Write out each line that follows exactly as it stands, without the pictures.

[Start SOURCE RECORDS]

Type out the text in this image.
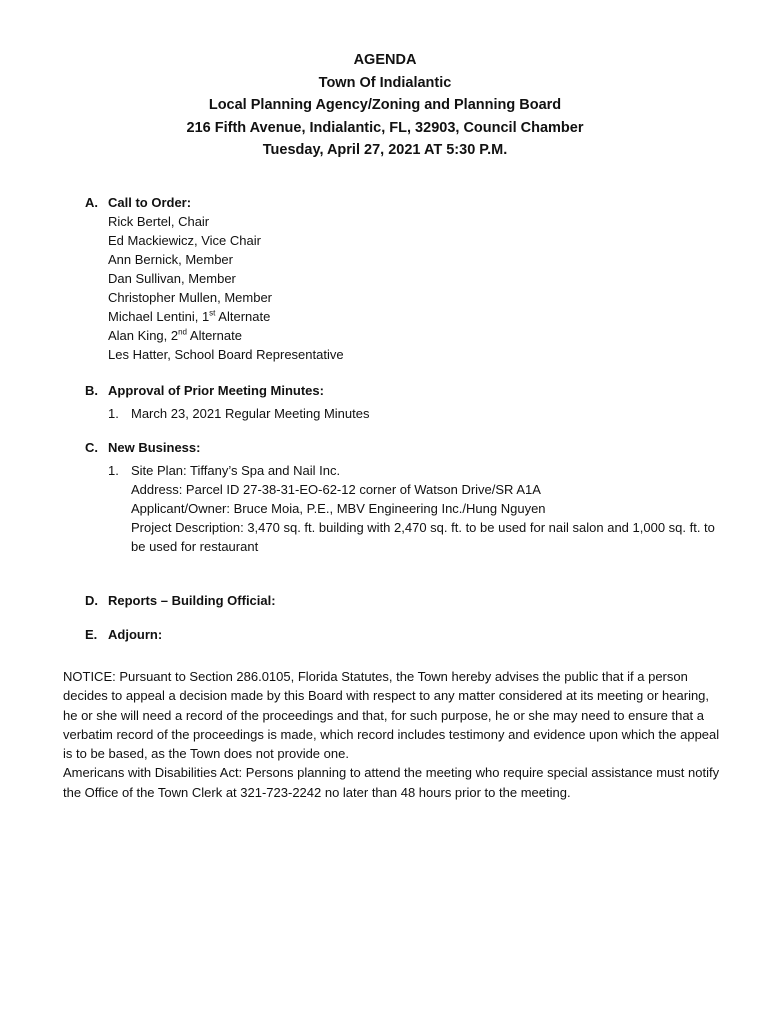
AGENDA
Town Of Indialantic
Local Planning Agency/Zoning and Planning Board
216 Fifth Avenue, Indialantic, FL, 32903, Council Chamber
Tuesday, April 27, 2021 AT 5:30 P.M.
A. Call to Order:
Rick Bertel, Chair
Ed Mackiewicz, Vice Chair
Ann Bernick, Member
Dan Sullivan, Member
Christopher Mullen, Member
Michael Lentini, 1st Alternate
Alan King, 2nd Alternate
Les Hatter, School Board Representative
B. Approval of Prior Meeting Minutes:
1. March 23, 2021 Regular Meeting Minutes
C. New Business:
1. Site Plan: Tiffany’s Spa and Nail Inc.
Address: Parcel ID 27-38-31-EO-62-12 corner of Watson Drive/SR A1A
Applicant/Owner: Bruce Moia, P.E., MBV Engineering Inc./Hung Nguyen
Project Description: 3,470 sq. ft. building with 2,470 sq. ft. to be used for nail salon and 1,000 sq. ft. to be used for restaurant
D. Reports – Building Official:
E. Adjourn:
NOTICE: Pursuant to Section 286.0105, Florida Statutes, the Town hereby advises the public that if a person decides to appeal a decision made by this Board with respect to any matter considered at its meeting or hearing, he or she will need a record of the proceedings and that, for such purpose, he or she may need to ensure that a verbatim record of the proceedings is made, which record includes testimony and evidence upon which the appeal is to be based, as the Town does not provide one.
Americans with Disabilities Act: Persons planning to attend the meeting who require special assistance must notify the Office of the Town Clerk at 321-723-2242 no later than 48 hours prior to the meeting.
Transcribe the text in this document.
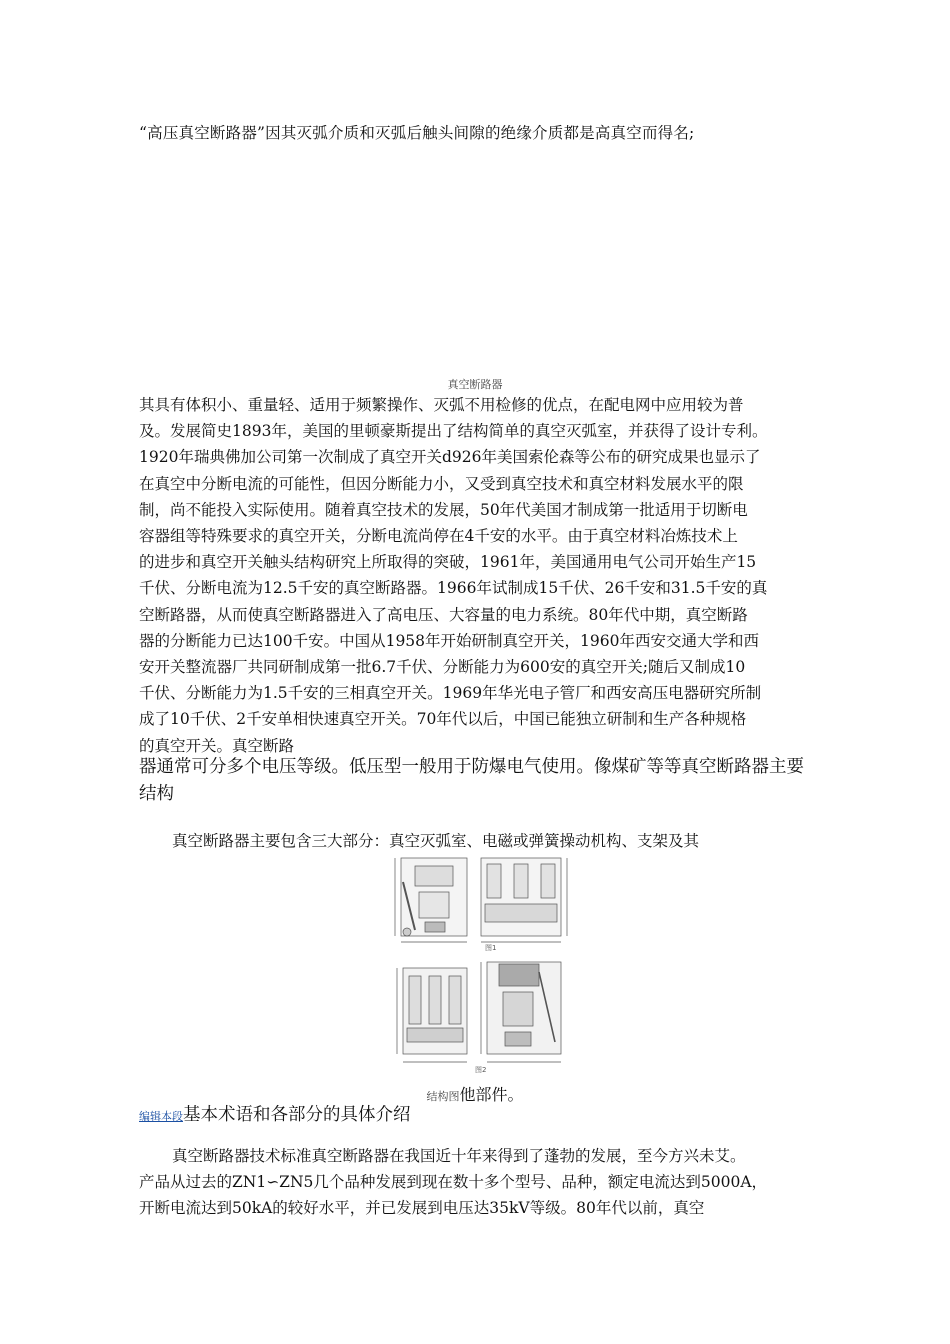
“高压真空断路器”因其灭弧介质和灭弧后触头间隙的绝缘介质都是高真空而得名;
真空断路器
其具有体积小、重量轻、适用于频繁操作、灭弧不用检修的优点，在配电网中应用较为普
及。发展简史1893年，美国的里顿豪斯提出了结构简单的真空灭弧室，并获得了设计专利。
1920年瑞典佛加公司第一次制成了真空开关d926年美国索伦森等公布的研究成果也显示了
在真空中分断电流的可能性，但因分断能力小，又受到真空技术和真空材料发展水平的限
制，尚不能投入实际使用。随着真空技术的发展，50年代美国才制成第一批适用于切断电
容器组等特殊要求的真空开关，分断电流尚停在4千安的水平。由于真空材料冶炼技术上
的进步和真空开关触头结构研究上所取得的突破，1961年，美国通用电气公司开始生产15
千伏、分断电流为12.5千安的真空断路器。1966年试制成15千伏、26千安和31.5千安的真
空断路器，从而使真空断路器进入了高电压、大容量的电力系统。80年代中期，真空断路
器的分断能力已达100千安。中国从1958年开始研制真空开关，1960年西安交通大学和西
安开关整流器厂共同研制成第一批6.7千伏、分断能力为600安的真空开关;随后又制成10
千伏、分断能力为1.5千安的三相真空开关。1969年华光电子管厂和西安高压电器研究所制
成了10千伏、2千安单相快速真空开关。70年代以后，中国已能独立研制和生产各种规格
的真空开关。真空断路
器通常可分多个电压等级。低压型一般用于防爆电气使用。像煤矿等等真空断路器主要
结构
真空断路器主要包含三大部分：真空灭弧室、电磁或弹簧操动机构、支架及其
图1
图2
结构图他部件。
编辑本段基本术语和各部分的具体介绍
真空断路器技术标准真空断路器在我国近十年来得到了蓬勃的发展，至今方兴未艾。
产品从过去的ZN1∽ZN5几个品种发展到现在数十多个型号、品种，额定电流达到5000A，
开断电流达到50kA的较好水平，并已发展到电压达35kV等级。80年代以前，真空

[End SOURCE RECORDS]

## FULL RESPONSE
Type out the text in this image.
AGENDA
Town Of Indialantic
Local Planning Agency/Zoning and Planning Board
216 Fifth Avenue, Indialantic, FL, 32903, Council Chamber
Tuesday, April 27, 2021 AT 5:30 P.M.
A. Call to Order:
Rick Bertel, Chair
Ed Mackiewicz, Vice Chair
Ann Bernick, Member
Dan Sullivan, Member
Christopher Mullen, Member
Michael Lentini, 1st Alternate
Alan King, 2nd Alternate
Les Hatter, School Board Representative
B. Approval of Prior Meeting Minutes:
1. March 23, 2021 Regular Meeting Minutes
C. New Business:
1. Site Plan: Tiffany’s Spa and Nail Inc.
Address: Parcel ID 27-38-31-EO-62-12 corner of Watson Drive/SR A1A
Applicant/Owner: Bruce Moia, P.E., MBV Engineering Inc./Hung Nguyen
Project Description: 3,470 sq. ft. building with 2,470 sq. ft. to be used for nail salon and 1,000 sq. ft. to be used for restaurant
D. Reports – Building Official:
E. Adjourn:
NOTICE: Pursuant to Section 286.0105, Florida Statutes, the Town hereby advises the public that if a person decides to appeal a decision made by this Board with respect to any matter considered at its meeting or hearing, he or she will need a record of the proceedings and that, for such purpose, he or she may need to ensure that a verbatim record of the proceedings is made, which record includes testimony and evidence upon which the appeal is to be based, as the Town does not provide one.
Americans with Disabilities Act: Persons planning to attend the meeting who require special assistance must notify the Office of the Town Clerk at 321-723-2242 no later than 48 hours prior to the meeting.
Transcribe the text in this document.
“高压真空断路器”因其灭弧介质和灭弧后触头间隙的绝缘介质都是高真空而得名;
真空断路器
其具有体积小、重量轻、适用于频繁操作、灭弧不用检修的优点，在配电网中应用较为普
及。发展简史1893年，美国的里顿豪斯提出了结构简单的真空灭弧室，并获得了设计专利。
1920年瑞典佛加公司第一次制成了真空开关d926年美国索伦森等公布的研究成果也显示了
在真空中分断电流的可能性，但因分断能力小，又受到真空技术和真空材料发展水平的限
制，尚不能投入实际使用。随着真空技术的发展，50年代美国才制成第一批适用于切断电
容器组等特殊要求的真空开关，分断电流尚停在4千安的水平。由于真空材料冶炼技术上
的进步和真空开关触头结构研究上所取得的突破，1961年，美国通用电气公司开始生产15
千伏、分断电流为12.5千安的真空断路器。1966年试制成15千伏、26千安和31.5千安的真
空断路器，从而使真空断路器进入了高电压、大容量的电力系统。80年代中期，真空断路
器的分断能力已达100千安。中国从1958年开始研制真空开关，1960年西安交通大学和西
安开关整流器厂共同研制成第一批6.7千伏、分断能力为600安的真空开关;随后又制成10
千伏、分断能力为1.5千安的三相真空开关。1969年华光电子管厂和西安高压电器研究所制
成了10千伏、2千安单相快速真空开关。70年代以后，中国已能独立研制和生产各种规格
的真空开关。真空断路
器通常可分多个电压等级。低压型一般用于防爆电气使用。像煤矿等等真空断路器主要
结构
真空断路器主要包含三大部分：真空灭弧室、电磁或弹簧操动机构、支架及其
图1
图2
结构图他部件。
编辑本段基本术语和各部分的具体介绍
真空断路器技术标准真空断路器在我国近十年来得到了蓬勃的发展，至今方兴未艾。
产品从过去的ZN1∽ZN5几个品种发展到现在数十多个型号、品种，额定电流达到5000A，
开断电流达到50kA的较好水平，并已发展到电压达35kV等级。80年代以前，真空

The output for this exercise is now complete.